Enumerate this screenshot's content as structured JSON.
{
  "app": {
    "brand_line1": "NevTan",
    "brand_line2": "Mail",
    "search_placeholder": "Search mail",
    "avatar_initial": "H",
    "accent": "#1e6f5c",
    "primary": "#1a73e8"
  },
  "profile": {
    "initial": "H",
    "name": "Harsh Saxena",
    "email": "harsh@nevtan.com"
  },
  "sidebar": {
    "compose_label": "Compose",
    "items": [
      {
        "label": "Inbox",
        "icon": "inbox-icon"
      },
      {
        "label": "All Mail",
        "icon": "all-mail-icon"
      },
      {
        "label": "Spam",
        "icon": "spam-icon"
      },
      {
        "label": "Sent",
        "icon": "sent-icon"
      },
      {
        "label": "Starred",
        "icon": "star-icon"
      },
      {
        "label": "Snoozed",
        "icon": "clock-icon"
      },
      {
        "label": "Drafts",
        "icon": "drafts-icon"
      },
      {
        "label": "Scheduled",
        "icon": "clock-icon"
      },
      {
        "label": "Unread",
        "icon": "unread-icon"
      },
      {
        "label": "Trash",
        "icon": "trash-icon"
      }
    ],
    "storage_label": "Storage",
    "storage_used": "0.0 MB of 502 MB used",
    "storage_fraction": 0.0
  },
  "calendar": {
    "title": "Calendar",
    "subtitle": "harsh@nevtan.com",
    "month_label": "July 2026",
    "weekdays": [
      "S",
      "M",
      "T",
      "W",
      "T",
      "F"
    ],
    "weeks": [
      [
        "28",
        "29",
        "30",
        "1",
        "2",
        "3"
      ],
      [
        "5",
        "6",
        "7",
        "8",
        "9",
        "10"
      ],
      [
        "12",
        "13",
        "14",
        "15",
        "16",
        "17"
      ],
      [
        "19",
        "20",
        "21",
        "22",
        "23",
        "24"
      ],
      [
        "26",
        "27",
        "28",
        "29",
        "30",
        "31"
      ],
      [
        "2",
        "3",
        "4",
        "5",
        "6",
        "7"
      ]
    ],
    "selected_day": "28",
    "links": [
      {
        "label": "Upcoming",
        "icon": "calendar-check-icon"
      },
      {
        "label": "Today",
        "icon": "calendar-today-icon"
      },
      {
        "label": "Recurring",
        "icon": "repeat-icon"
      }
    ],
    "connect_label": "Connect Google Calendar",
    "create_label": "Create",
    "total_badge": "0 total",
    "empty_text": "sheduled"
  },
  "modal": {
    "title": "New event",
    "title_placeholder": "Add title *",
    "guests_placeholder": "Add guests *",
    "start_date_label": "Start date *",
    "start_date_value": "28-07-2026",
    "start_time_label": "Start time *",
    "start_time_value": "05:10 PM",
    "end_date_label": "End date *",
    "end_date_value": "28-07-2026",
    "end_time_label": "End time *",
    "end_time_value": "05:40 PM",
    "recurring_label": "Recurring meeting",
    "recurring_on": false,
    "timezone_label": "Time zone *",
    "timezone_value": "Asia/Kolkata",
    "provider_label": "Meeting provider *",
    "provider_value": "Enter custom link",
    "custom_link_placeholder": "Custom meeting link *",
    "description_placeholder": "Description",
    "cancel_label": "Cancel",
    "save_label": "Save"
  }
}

Given request. Working from the material above, retype it in its entirety without change.

Finished answer.
Enumerate this screenshot's content as structured JSON.
{
  "app": {
    "brand_line1": "NevTan",
    "brand_line2": "Mail",
    "search_placeholder": "Search mail",
    "avatar_initial": "H",
    "accent": "#1e6f5c",
    "primary": "#1a73e8"
  },
  "profile": {
    "initial": "H",
    "name": "Harsh Saxena",
    "email": "harsh@nevtan.com"
  },
  "sidebar": {
    "compose_label": "Compose",
    "items": [
      {
        "label": "Inbox",
        "icon": "inbox-icon"
      },
      {
        "label": "All Mail",
        "icon": "all-mail-icon"
      },
      {
        "label": "Spam",
        "icon": "spam-icon"
      },
      {
        "label": "Sent",
        "icon": "sent-icon"
      },
      {
        "label": "Starred",
        "icon": "star-icon"
      },
      {
        "label": "Snoozed",
        "icon": "clock-icon"
      },
      {
        "label": "Drafts",
        "icon": "drafts-icon"
      },
      {
        "label": "Scheduled",
        "icon": "clock-icon"
      },
      {
        "label": "Unread",
        "icon": "unread-icon"
      },
      {
        "label": "Trash",
        "icon": "trash-icon"
      }
    ],
    "storage_label": "Storage",
    "storage_used": "0.0 MB of 502 MB used",
    "storage_fraction": 0.0
  },
  "calendar": {
    "title": "Calendar",
    "subtitle": "harsh@nevtan.com",
    "month_label": "July 2026",
    "weekdays": [
      "S",
      "M",
      "T",
      "W",
      "T",
      "F"
    ],
    "weeks": [
      [
        "28",
        "29",
        "30",
        "1",
        "2",
        "3"
      ],
      [
        "5",
        "6",
        "7",
        "8",
        "9",
        "10"
      ],
      [
        "12",
        "13",
        "14",
        "15",
        "16",
        "17"
      ],
      [
        "19",
        "20",
        "21",
        "22",
        "23",
        "24"
      ],
      [
        "26",
        "27",
        "28",
        "29",
        "30",
        "31"
      ],
      [
        "2",
        "3",
        "4",
        "5",
        "6",
        "7"
      ]
    ],
    "selected_day": "28",
    "links": [
      {
        "label": "Upcoming",
        "icon": "calendar-check-icon"
      },
      {
        "label": "Today",
        "icon": "calendar-today-icon"
      },
      {
        "label": "Recurring",
        "icon": "repeat-icon"
      }
    ],
    "connect_label": "Connect Google Calendar",
    "create_label": "Create",
    "total_badge": "0 total",
    "empty_text": "sheduled"
  },
  "modal": {
    "title": "New event",
    "title_placeholder": "Add title *",
    "guests_placeholder": "Add guests *",
    "start_date_label": "Start date *",
    "start_date_value": "28-07-2026",
    "start_time_label": "Start time *",
    "start_time_value": "05:10 PM",
    "end_date_label": "End date *",
    "end_date_value": "28-07-2026",
    "end_time_label": "End time *",
    "end_time_value": "05:40 PM",
    "recurring_label": "Recurring meeting",
    "recurring_on": false,
    "timezone_label": "Time zone *",
    "timezone_value": "Asia/Kolkata",
    "provider_label": "Meeting provider *",
    "provider_value": "Enter custom link",
    "custom_link_placeholder": "Custom meeting link *",
    "description_placeholder": "Description",
    "cancel_label": "Cancel",
    "save_label": "Save"
  }
}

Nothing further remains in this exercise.